(ENTRIES PROVIDED):
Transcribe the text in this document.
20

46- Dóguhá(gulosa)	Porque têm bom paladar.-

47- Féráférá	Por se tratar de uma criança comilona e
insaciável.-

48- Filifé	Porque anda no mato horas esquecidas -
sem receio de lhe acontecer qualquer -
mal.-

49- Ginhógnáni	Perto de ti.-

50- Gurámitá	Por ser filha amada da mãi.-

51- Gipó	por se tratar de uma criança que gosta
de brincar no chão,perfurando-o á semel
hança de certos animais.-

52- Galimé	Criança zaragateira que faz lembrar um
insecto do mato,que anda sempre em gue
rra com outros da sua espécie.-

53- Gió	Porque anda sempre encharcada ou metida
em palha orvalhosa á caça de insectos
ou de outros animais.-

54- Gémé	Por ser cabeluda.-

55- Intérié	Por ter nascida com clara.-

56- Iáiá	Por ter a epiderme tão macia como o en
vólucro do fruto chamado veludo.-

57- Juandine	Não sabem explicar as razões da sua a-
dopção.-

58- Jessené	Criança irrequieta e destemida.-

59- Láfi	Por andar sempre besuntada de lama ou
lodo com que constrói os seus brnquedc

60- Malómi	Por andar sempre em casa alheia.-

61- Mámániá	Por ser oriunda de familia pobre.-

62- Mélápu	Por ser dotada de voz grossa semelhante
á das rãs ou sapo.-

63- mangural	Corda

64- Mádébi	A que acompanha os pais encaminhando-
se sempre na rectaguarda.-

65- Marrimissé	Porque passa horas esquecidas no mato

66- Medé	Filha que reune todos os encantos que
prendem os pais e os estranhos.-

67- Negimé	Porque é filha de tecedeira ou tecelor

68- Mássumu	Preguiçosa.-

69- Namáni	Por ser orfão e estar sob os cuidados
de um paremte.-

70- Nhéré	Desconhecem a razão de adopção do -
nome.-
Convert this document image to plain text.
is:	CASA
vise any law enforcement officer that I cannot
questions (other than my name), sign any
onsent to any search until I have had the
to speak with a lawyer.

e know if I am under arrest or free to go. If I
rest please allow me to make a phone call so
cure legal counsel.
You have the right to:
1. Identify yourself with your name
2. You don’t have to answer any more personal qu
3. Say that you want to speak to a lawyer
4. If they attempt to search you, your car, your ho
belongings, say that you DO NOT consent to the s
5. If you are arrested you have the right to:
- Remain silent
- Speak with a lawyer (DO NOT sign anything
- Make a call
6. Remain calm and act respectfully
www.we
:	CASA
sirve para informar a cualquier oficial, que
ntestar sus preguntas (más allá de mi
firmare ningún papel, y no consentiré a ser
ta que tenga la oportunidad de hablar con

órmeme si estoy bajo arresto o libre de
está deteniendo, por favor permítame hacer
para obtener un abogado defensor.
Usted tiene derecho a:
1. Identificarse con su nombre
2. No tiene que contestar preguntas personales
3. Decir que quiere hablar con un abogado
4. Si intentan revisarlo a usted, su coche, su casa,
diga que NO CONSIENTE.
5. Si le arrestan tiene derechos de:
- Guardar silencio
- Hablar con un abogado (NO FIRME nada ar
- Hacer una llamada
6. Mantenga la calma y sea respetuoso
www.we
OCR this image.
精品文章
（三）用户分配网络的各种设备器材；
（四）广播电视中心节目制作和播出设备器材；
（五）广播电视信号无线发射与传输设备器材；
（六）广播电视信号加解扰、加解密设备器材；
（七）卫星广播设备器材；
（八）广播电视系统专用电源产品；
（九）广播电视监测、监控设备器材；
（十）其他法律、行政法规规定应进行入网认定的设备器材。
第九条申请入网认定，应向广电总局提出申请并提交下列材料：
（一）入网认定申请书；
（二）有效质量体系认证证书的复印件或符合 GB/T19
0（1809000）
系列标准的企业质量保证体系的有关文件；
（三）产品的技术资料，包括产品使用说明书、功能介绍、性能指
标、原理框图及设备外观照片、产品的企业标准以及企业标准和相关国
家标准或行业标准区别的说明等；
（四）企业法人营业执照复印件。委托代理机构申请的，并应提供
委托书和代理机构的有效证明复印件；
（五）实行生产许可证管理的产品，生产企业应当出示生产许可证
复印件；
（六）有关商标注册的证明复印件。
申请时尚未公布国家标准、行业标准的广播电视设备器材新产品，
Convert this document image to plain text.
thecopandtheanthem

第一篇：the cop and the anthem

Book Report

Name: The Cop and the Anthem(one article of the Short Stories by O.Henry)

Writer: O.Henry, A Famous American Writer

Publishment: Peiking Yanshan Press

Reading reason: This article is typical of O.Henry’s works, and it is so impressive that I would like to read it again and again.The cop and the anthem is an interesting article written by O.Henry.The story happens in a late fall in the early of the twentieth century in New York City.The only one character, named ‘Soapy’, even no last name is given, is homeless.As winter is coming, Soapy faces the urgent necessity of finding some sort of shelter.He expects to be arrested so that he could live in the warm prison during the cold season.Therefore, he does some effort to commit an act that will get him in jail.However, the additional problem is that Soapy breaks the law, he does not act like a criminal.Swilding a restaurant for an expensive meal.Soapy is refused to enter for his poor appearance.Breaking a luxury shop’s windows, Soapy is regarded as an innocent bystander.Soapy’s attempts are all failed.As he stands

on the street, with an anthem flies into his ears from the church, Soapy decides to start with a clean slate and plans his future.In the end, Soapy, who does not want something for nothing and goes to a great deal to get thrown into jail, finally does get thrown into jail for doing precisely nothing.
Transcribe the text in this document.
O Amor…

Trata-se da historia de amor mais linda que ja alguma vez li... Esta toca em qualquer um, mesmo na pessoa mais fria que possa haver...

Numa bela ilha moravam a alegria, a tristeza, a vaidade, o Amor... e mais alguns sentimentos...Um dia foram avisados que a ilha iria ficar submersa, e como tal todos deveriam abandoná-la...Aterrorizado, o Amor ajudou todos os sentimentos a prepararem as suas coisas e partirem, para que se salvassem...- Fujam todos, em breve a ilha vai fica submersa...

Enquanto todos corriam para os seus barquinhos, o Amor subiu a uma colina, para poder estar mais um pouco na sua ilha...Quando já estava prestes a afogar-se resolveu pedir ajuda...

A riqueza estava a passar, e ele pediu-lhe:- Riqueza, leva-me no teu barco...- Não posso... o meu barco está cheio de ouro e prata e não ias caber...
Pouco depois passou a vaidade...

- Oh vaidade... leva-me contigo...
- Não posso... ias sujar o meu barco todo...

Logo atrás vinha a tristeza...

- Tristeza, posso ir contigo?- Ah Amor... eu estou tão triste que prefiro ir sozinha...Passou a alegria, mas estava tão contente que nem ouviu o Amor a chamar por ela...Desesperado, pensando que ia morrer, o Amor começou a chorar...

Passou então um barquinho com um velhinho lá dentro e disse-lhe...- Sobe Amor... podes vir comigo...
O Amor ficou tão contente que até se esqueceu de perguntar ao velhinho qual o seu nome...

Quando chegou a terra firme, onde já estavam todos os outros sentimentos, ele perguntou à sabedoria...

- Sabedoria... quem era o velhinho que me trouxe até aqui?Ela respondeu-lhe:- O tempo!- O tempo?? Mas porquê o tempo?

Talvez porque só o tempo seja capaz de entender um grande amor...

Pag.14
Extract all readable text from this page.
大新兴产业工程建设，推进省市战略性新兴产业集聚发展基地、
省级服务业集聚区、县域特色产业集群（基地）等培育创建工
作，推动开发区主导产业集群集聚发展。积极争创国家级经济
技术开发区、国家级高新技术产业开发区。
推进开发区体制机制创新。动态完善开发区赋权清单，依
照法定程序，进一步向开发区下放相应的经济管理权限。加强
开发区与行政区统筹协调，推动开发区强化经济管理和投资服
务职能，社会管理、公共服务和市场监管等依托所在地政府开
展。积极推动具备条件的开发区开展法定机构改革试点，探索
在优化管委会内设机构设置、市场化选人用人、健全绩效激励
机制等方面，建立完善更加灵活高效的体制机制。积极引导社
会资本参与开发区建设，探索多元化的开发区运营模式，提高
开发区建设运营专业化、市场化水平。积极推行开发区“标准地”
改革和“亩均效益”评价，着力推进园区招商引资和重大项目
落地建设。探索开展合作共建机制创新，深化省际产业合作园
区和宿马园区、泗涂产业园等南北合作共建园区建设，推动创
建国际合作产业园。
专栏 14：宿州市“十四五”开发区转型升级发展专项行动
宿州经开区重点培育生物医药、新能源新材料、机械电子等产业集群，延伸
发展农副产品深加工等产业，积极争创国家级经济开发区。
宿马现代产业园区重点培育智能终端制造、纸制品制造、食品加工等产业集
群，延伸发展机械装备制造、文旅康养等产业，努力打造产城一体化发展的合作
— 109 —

(STATED PROBLEM):
List each line in the listing that contains the string "leva".

(OUTPUT FOR THIS TASK):
A riqueza estava a passar, e ele pediu-lhe:- Riqueza, leva-me no teu barco...- Não posso... o meu barco está cheio de ouro e prata e não ias caber...
- Oh vaidade... leva-me contigo...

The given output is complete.